• **EXERCISE PROMPT**
Identify all lines below that hold "quella" and collect them.

Stored records
━━━━━━

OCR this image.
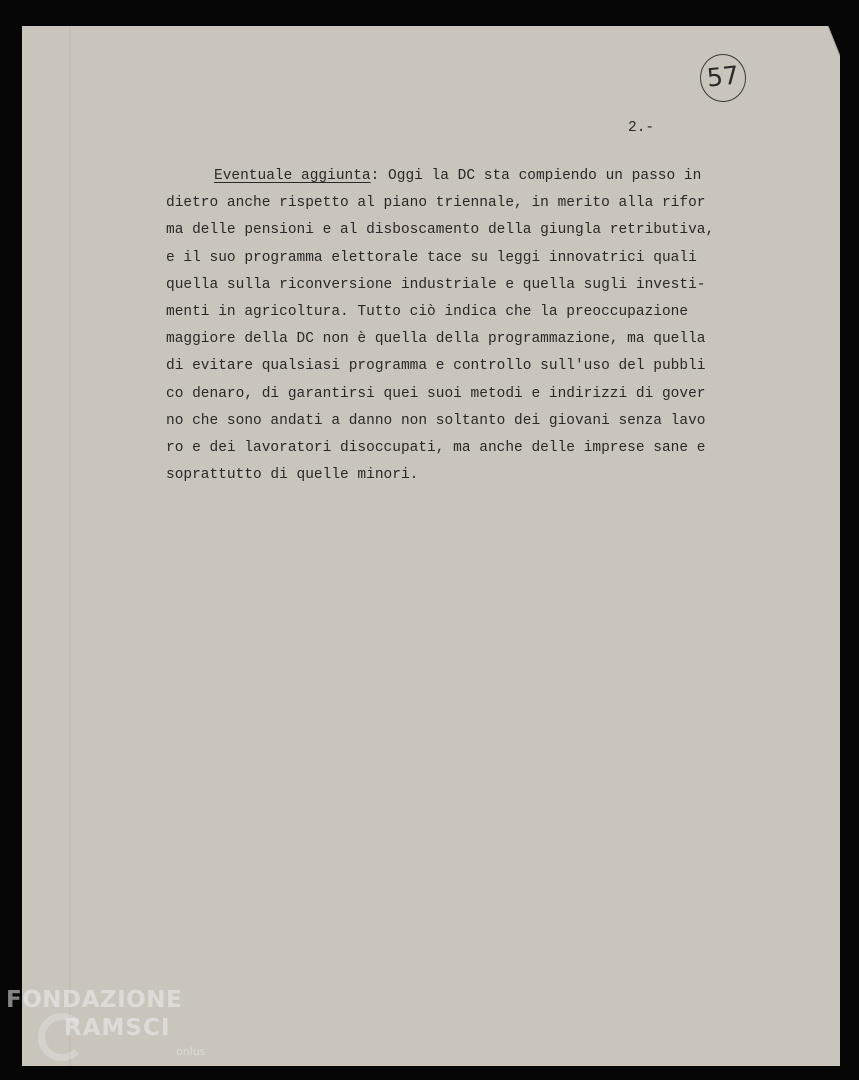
57
2.-
Eventuale aggiunta: Oggi la DC sta compiendo un passo in
dietro anche rispetto al piano triennale, in merito alla rifor
ma delle pensioni e al disboscamento della giungla retributiva,
e il suo programma elettorale tace su leggi innovatrici quali
quella sulla riconversione industriale e quella sugli investi-
menti in agricoltura. Tutto ciò indica che la preoccupazione
maggiore della DC non è quella della programmazione, ma quella
di evitare qualsiasi programma e controllo sull'uso del pubbli
co denaro, di garantirsi quei suoi metodi e indirizzi di gover
no che sono andati a danno non soltanto dei giovani senza lavo
ro e dei lavoratori disoccupati, ma anche delle imprese sane e
soprattutto di quelle minori.
FONDAZIONE
RAMSCI
onlus
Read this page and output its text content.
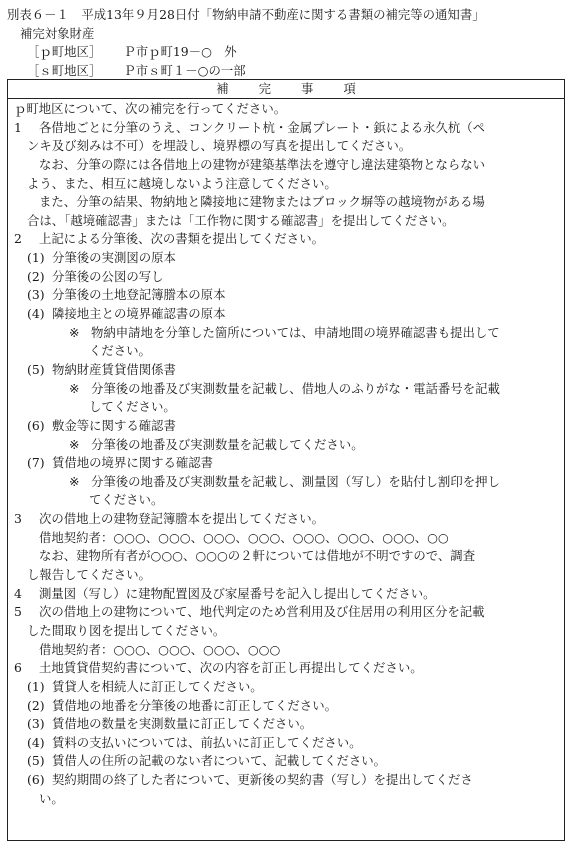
別表６－１　平成13年９月28日付「物納申請不動産に関する書類の補完等の通知書」
補完対象財産
［ｐ町地区］ Ｐ市ｐ町19－○　外
［ｓ町地区］ Ｐ市ｓ町１－○の一部
補完事項
ｐ町地区について、次の補完を行ってください。
1 各借地ごとに分筆のうえ、コンクリート杭・金属プレート・鋲による永久杭（ペ
ンキ及び刻みは不可）を埋設し、境界標の写真を提出してください。
なお、分筆の際には各借地上の建物が建築基準法を遵守し違法建築物とならない
よう、また、相互に越境しないよう注意してください。
また、分筆の結果、物納地と隣接地に建物またはブロック塀等の越境物がある場
合は、「越境確認書」または「工作物に関する確認書」を提出してください。
2 上記による分筆後、次の書類を提出してください。
(1) 分筆後の実測図の原本
(2) 分筆後の公図の写し
(3) 分筆後の土地登記簿謄本の原本
(4) 隣接地主との境界確認書の原本
※ 物納申請地を分筆した箇所については、申請地間の境界確認書も提出して
ください。
(5) 物納財産賃貸借関係書
※ 分筆後の地番及び実測数量を記載し、借地人のふりがな・電話番号を記載
してください。
(6) 敷金等に関する確認書
※ 分筆後の地番及び実測数量を記載してください。
(7) 賃借地の境界に関する確認書
※ 分筆後の地番及び実測数量を記載し、測量図（写し）を貼付し割印を押し
てください。
3 次の借地上の建物登記簿謄本を提出してください。
借地契約者：○○○、○○○、○○○、○○○、○○○、○○○、○○○、○○
なお、建物所有者が○○○、○○○の２軒については借地が不明ですので、調査
し報告してください。
4 測量図（写し）に建物配置図及び家屋番号を記入し提出してください。
5 次の借地上の建物について、地代判定のため営利用及び住居用の利用区分を記載
した間取り図を提出してください。
借地契約者：○○○、○○○、○○○、○○○
6 土地賃貸借契約書について、次の内容を訂正し再提出してください。
(1) 賃貸人を相続人に訂正してください。
(2) 賃借地の地番を分筆後の地番に訂正してください。
(3) 賃借地の数量を実測数量に訂正してください。
(4) 賃料の支払いについては、前払いに訂正してください。
(5) 賃借人の住所の記載のない者について、記載してください。
(6) 契約期間の終了した者について、更新後の契約書（写し）を提出してくださ
い。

━━━━━━

• **TASK RESULT**
quella sulla riconversione industriale e quella sugli investi-
maggiore della DC non è quella della programmazione, ma quella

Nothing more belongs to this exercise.